## begin
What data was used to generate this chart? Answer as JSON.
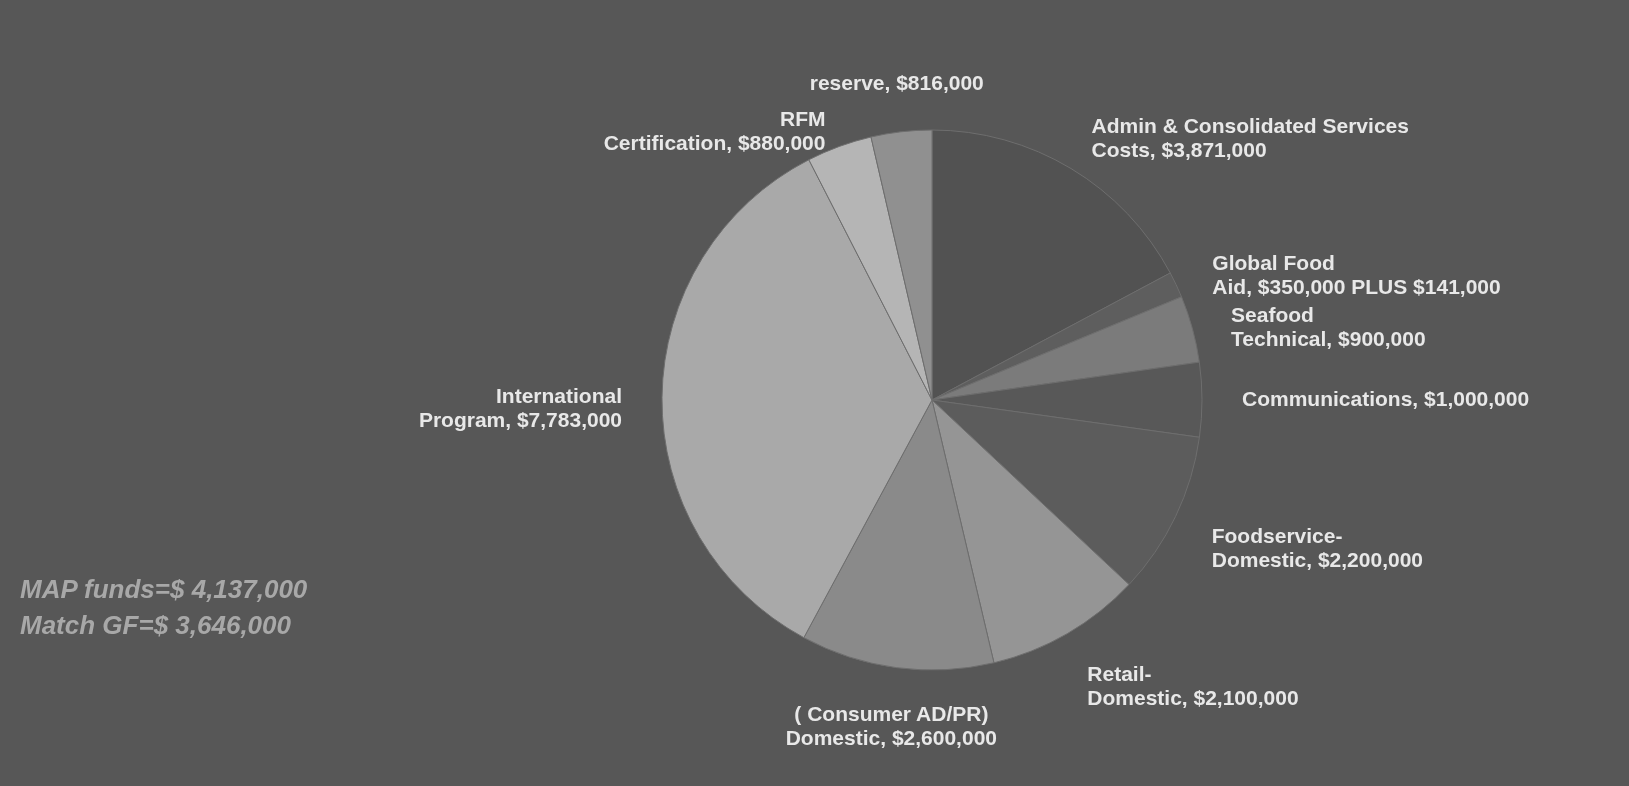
{
  "chart_data": {
    "type": "pie",
    "categories": [
      "Admin & Consolidated Services Costs",
      "Global Food Aid",
      "Seafood Technical",
      "Communications",
      "Foodservice-Domestic",
      "Retail-Domestic",
      "( Consumer AD/PR) Domestic",
      "International Program",
      "RFM Certification",
      "reserve"
    ],
    "values": [
      3871000,
      350000,
      900000,
      1000000,
      2200000,
      2100000,
      2600000,
      7783000,
      880000,
      816000
    ],
    "value_labels": [
      "$3,871,000",
      "$350,000 PLUS $141,000",
      "$900,000",
      "$1,000,000",
      "$2,200,000",
      "$2,100,000",
      "$2,600,000",
      "$7,783,000",
      "$880,000",
      "$816,000"
    ],
    "colors": [
      "#525252",
      "#5e5e5e",
      "#7b7b7b",
      "#585858",
      "#5c5c5c",
      "#959595",
      "#8a8a8a",
      "#a9a9a9",
      "#b5b5b5",
      "#909090"
    ],
    "annotations": [
      "MAP funds=$ 4,137,000",
      "Match GF=$ 3,646,000"
    ]
  }
}
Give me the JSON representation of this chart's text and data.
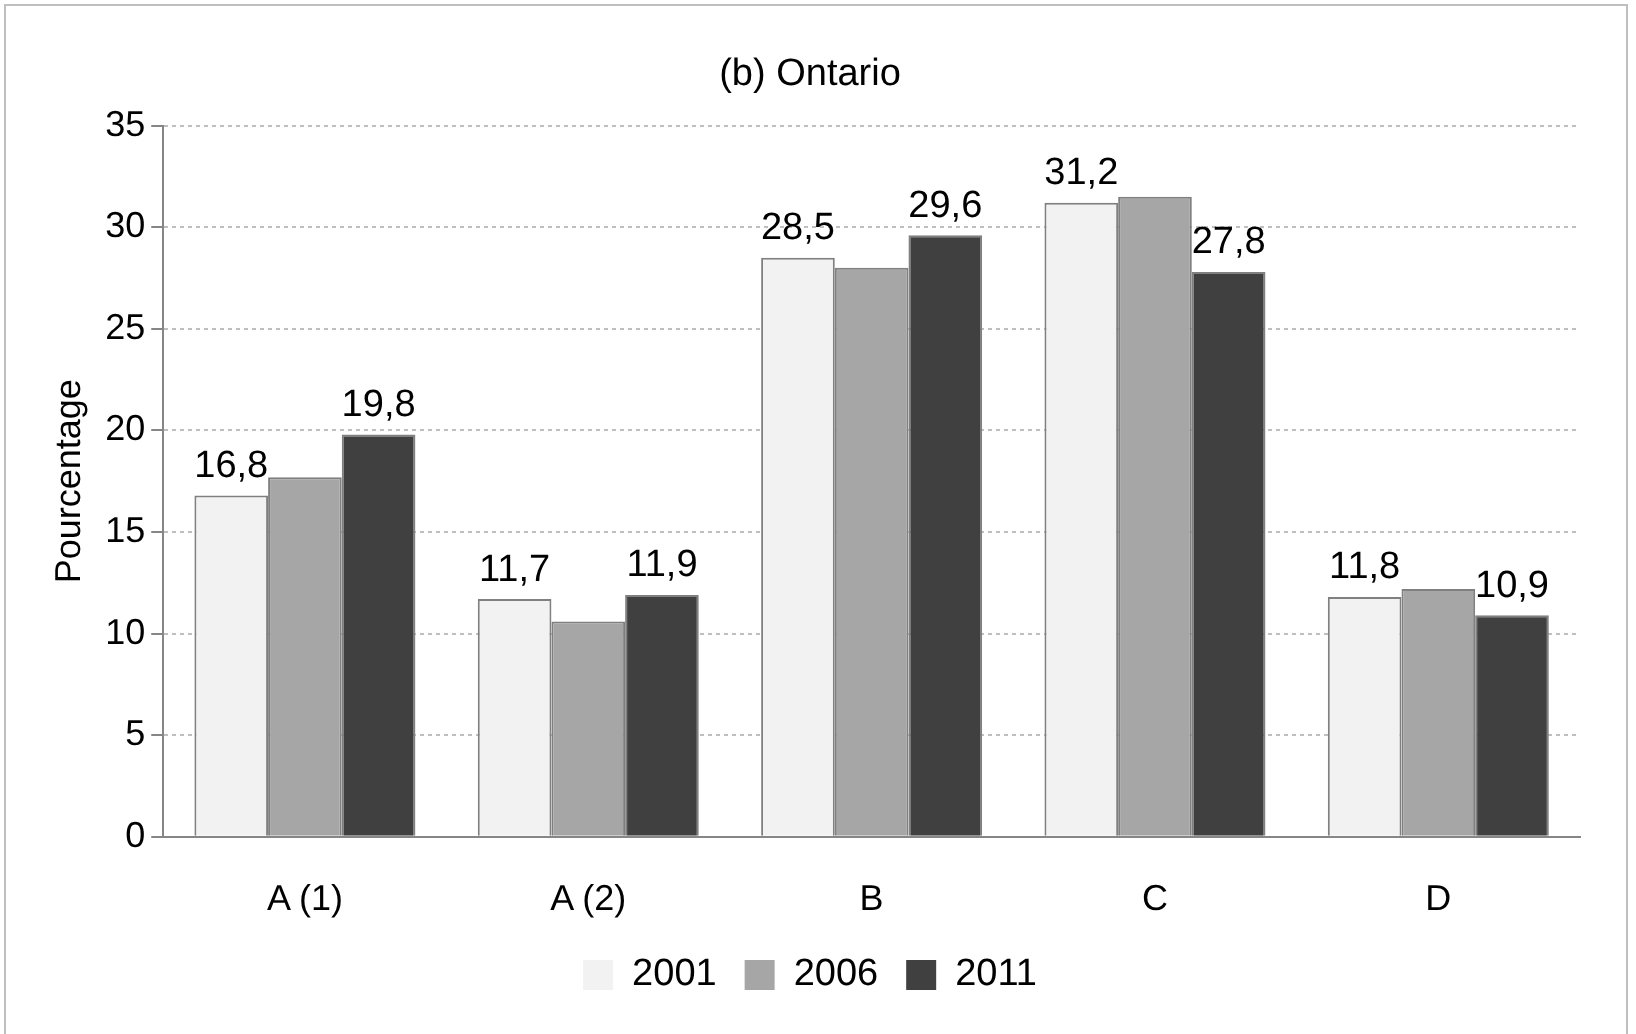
{
  "chart_data": {
    "type": "bar",
    "title": "(b) Ontario",
    "ylabel": "Pourcentage",
    "categories": [
      "A (1)",
      "A (2)",
      "B",
      "C",
      "D"
    ],
    "series": [
      {
        "name": "2001",
        "color": "#f2f2f2",
        "values": [
          16.8,
          11.7,
          28.5,
          31.2,
          11.8
        ],
        "value_labels": [
          "16,8",
          "11,7",
          "28,5",
          "31,2",
          "11,8"
        ]
      },
      {
        "name": "2006",
        "color": "#a6a6a6",
        "values": [
          17.7,
          10.6,
          28.0,
          31.5,
          12.2
        ]
      },
      {
        "name": "2011",
        "color": "#404040",
        "values": [
          19.8,
          11.9,
          29.6,
          27.8,
          10.9
        ],
        "value_labels": [
          "19,8",
          "11,9",
          "29,6",
          "27,8",
          "10,9"
        ]
      }
    ],
    "ylim": [
      0,
      35
    ],
    "yticks": [
      0,
      5,
      10,
      15,
      20,
      25,
      30,
      35
    ],
    "grid": "y",
    "legend": "bottom"
  }
}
## end
■ EXERCISE GOAL ■
From the line containing "Give me the" through the last line of the material above, write out each line exactly, leaving aside all pictures.

■ RESPONSE FOR THIS EXERCISE ■
Give me the JSON representation of this chart's text and data.
{
  "chart_data": {
    "type": "bar",
    "title": "(b) Ontario",
    "ylabel": "Pourcentage",
    "categories": [
      "A (1)",
      "A (2)",
      "B",
      "C",
      "D"
    ],
    "series": [
      {
        "name": "2001",
        "color": "#f2f2f2",
        "values": [
          16.8,
          11.7,
          28.5,
          31.2,
          11.8
        ],
        "value_labels": [
          "16,8",
          "11,7",
          "28,5",
          "31,2",
          "11,8"
        ]
      },
      {
        "name": "2006",
        "color": "#a6a6a6",
        "values": [
          17.7,
          10.6,
          28.0,
          31.5,
          12.2
        ]
      },
      {
        "name": "2011",
        "color": "#404040",
        "values": [
          19.8,
          11.9,
          29.6,
          27.8,
          10.9
        ],
        "value_labels": [
          "19,8",
          "11,9",
          "29,6",
          "27,8",
          "10,9"
        ]
      }
    ],
    "ylim": [
      0,
      35
    ],
    "yticks": [
      0,
      5,
      10,
      15,
      20,
      25,
      30,
      35
    ],
    "grid": "y",
    "legend": "bottom"
  }
}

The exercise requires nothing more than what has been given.